### Stored data entries
────────

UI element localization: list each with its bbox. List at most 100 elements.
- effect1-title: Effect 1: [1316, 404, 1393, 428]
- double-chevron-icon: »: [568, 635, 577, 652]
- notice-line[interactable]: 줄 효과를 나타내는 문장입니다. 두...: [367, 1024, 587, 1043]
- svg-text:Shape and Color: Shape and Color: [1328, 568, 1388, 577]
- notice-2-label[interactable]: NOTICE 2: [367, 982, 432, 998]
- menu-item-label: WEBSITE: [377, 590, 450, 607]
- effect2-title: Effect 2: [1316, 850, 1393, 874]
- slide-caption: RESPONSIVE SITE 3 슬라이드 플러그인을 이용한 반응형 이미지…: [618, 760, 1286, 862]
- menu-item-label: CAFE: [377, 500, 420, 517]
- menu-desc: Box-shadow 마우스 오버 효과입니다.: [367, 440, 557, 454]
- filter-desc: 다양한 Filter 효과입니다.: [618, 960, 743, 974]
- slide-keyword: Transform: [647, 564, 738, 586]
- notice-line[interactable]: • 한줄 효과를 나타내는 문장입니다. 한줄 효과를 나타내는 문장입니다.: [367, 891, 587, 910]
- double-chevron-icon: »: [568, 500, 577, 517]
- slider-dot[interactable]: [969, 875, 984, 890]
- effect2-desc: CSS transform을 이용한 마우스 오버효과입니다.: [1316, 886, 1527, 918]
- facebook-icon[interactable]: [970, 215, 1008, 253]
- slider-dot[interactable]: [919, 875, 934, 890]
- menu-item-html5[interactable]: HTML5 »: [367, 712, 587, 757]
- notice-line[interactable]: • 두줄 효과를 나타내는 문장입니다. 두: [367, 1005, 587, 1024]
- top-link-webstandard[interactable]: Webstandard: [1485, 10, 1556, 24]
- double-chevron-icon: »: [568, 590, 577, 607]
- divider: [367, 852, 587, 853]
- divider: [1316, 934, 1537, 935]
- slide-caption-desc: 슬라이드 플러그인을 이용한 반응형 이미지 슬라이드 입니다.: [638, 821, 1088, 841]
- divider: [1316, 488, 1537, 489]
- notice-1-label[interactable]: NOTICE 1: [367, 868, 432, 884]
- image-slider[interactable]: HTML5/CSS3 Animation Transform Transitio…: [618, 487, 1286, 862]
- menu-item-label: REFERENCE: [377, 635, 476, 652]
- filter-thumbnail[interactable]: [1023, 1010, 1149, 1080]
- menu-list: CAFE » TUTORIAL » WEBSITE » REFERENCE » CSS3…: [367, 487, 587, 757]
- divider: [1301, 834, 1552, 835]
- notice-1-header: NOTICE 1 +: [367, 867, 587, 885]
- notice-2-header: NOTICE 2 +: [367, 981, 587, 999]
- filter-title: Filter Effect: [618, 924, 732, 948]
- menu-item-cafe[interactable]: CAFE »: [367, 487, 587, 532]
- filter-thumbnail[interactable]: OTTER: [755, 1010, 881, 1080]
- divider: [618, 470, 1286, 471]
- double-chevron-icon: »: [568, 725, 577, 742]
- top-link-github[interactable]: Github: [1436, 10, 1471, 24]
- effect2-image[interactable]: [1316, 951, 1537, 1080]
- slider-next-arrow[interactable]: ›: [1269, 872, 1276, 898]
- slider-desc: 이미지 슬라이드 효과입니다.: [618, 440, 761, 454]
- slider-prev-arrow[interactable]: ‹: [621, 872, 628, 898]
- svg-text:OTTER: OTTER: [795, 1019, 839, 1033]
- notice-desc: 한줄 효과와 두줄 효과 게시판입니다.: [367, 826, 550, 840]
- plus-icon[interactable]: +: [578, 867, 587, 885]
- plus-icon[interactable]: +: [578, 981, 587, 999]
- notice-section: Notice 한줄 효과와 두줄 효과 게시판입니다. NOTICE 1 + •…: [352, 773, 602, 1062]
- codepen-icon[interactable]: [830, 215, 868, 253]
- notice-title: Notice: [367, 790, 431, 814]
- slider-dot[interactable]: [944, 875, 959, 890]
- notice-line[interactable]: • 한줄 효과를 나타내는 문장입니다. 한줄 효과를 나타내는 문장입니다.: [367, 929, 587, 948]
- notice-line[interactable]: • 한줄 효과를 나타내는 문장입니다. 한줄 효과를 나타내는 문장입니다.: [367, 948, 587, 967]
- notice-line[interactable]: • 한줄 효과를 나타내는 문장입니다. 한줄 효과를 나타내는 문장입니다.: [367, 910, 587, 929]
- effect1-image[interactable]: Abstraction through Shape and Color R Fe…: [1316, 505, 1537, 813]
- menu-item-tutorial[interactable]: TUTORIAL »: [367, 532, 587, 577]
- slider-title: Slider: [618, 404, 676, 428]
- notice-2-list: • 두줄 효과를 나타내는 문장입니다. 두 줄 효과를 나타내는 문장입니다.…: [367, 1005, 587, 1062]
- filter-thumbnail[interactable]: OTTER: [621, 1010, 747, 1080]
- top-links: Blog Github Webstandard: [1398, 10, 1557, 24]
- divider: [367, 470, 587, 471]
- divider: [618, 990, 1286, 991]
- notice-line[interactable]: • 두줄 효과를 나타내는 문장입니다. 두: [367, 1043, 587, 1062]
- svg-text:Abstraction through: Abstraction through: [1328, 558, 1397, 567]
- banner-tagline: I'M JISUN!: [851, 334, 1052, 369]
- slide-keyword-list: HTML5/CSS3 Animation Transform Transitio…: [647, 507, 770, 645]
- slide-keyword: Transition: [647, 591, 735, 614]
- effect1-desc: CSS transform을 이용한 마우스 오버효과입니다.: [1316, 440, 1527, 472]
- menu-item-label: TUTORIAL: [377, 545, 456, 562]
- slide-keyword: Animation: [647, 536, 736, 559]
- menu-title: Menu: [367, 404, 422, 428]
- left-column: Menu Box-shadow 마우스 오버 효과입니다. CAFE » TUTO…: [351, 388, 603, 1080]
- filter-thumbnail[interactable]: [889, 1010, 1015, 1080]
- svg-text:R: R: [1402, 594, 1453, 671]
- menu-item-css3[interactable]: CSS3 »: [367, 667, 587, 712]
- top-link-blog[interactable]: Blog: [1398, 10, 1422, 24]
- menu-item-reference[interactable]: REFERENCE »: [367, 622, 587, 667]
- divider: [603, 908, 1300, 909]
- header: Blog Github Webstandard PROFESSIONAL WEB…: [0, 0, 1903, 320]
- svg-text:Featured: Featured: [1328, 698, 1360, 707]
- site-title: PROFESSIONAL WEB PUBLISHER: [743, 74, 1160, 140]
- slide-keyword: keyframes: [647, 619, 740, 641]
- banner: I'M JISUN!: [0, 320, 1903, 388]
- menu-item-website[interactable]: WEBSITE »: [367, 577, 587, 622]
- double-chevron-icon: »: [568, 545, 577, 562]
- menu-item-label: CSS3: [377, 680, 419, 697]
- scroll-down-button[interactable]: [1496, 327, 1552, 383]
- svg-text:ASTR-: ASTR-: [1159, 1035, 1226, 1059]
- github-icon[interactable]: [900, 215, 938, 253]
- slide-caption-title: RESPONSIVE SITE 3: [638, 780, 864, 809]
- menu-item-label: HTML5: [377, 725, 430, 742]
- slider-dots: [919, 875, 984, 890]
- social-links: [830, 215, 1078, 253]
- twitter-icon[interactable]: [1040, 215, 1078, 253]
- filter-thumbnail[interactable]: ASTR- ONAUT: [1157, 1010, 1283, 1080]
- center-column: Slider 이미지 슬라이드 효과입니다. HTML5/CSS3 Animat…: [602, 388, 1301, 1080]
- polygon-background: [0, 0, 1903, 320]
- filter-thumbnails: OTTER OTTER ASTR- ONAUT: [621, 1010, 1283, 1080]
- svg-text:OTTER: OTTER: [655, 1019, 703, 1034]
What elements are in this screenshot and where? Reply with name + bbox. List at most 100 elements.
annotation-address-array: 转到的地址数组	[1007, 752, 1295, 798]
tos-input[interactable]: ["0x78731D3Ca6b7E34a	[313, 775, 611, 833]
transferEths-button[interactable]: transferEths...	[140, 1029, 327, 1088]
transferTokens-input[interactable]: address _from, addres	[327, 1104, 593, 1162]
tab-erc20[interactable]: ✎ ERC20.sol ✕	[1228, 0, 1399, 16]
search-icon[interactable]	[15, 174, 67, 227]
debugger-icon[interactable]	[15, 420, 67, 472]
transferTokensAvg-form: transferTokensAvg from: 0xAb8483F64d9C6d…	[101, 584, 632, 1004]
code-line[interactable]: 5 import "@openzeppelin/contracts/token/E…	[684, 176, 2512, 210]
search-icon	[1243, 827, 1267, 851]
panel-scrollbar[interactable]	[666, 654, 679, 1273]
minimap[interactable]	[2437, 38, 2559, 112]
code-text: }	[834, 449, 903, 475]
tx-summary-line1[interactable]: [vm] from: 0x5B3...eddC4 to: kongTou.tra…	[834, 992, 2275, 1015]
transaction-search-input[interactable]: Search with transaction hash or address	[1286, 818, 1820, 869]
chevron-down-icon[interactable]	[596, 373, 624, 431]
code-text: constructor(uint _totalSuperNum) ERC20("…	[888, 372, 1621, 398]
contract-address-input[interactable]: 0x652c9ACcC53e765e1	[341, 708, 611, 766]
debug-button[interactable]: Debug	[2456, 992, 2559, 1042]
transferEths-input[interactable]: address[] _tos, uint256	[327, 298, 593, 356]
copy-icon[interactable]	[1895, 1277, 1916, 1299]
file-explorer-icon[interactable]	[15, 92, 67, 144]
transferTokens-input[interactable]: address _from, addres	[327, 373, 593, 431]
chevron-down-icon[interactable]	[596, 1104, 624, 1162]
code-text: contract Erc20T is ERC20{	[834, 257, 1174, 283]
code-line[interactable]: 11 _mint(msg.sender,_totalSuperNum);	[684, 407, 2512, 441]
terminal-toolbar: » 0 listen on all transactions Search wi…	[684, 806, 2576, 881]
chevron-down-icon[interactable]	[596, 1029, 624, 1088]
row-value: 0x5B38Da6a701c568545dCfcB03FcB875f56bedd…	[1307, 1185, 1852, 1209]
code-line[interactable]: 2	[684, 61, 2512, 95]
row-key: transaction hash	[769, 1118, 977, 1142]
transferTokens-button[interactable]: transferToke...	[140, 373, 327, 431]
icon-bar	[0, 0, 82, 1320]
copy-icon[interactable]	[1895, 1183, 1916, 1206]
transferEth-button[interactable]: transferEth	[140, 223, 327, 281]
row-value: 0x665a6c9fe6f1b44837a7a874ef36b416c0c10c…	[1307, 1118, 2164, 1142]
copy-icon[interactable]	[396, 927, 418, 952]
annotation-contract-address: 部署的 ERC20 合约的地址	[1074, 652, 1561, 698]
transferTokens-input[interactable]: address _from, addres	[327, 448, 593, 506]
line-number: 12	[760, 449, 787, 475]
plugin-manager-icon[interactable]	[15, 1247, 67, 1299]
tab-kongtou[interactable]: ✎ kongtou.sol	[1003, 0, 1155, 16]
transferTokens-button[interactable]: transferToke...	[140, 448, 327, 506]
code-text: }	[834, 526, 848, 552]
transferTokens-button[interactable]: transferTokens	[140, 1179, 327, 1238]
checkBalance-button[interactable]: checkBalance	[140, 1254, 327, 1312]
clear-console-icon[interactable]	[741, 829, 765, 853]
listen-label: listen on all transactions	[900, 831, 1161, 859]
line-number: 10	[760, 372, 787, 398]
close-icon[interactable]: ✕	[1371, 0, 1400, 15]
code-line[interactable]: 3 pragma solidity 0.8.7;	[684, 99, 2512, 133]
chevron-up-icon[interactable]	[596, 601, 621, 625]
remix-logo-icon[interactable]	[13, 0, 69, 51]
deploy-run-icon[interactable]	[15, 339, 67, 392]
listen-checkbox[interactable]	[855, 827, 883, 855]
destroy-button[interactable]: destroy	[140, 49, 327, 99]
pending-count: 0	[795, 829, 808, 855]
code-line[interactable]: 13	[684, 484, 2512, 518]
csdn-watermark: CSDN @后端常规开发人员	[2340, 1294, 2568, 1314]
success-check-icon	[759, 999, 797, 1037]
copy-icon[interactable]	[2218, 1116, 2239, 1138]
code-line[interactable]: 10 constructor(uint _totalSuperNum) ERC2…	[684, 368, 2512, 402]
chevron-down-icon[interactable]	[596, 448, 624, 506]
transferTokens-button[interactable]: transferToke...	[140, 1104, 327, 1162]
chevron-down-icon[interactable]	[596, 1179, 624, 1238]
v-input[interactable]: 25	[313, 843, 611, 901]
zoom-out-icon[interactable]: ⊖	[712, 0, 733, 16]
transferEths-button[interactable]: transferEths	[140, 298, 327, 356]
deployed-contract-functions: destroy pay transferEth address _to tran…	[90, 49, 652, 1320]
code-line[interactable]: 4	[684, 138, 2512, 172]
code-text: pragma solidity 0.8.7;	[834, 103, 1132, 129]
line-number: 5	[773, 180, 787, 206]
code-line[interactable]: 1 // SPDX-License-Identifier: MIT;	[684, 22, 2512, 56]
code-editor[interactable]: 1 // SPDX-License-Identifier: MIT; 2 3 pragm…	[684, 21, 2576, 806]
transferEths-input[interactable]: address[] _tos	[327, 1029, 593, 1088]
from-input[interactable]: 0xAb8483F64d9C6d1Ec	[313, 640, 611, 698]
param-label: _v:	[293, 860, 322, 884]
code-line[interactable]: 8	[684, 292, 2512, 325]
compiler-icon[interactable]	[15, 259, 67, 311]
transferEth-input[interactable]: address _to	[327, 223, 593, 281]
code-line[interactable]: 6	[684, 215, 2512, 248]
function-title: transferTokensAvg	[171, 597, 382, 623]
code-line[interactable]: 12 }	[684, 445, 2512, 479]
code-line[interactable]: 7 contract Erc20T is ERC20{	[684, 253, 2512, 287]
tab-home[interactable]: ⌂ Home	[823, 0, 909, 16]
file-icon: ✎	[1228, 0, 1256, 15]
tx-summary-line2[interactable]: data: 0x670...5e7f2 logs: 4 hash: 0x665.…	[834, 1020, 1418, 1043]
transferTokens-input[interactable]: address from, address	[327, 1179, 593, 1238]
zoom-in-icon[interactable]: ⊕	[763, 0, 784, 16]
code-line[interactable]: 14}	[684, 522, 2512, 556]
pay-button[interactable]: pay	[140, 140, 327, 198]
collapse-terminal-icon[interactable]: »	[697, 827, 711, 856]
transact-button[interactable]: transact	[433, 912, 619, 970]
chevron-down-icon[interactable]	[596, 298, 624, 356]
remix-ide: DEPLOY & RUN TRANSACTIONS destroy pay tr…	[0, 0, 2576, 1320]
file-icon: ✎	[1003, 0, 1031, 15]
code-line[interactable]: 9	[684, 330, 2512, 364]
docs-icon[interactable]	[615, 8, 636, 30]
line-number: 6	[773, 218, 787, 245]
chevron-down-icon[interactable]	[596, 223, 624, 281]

────────

### Task goal
Transcribe, without any change, the lines from the start of the stored data entries through the line containing "- slider-dot[interactable]: [919, 875, 934, 890]", including both.

### Answer
UI element localization: list each with its bbox. List at most 100 elements.
- effect1-title: Effect 1: [1316, 404, 1393, 428]
- double-chevron-icon: »: [568, 635, 577, 652]
- notice-line[interactable]: 줄 효과를 나타내는 문장입니다. 두...: [367, 1024, 587, 1043]
- svg-text:Shape and Color: Shape and Color: [1328, 568, 1388, 577]
- notice-2-label[interactable]: NOTICE 2: [367, 982, 432, 998]
- menu-item-label: WEBSITE: [377, 590, 450, 607]
- effect2-title: Effect 2: [1316, 850, 1393, 874]
- slide-caption: RESPONSIVE SITE 3 슬라이드 플러그인을 이용한 반응형 이미지…: [618, 760, 1286, 862]
- menu-item-label: CAFE: [377, 500, 420, 517]
- menu-desc: Box-shadow 마우스 오버 효과입니다.: [367, 440, 557, 454]
- filter-desc: 다양한 Filter 효과입니다.: [618, 960, 743, 974]
- slide-keyword: Transform: [647, 564, 738, 586]
- notice-line[interactable]: • 한줄 효과를 나타내는 문장입니다. 한줄 효과를 나타내는 문장입니다.: [367, 891, 587, 910]
- double-chevron-icon: »: [568, 500, 577, 517]
- slider-dot[interactable]: [969, 875, 984, 890]
- effect2-desc: CSS transform을 이용한 마우스 오버효과입니다.: [1316, 886, 1527, 918]
- facebook-icon[interactable]: [970, 215, 1008, 253]
- slider-dot[interactable]: [919, 875, 934, 890]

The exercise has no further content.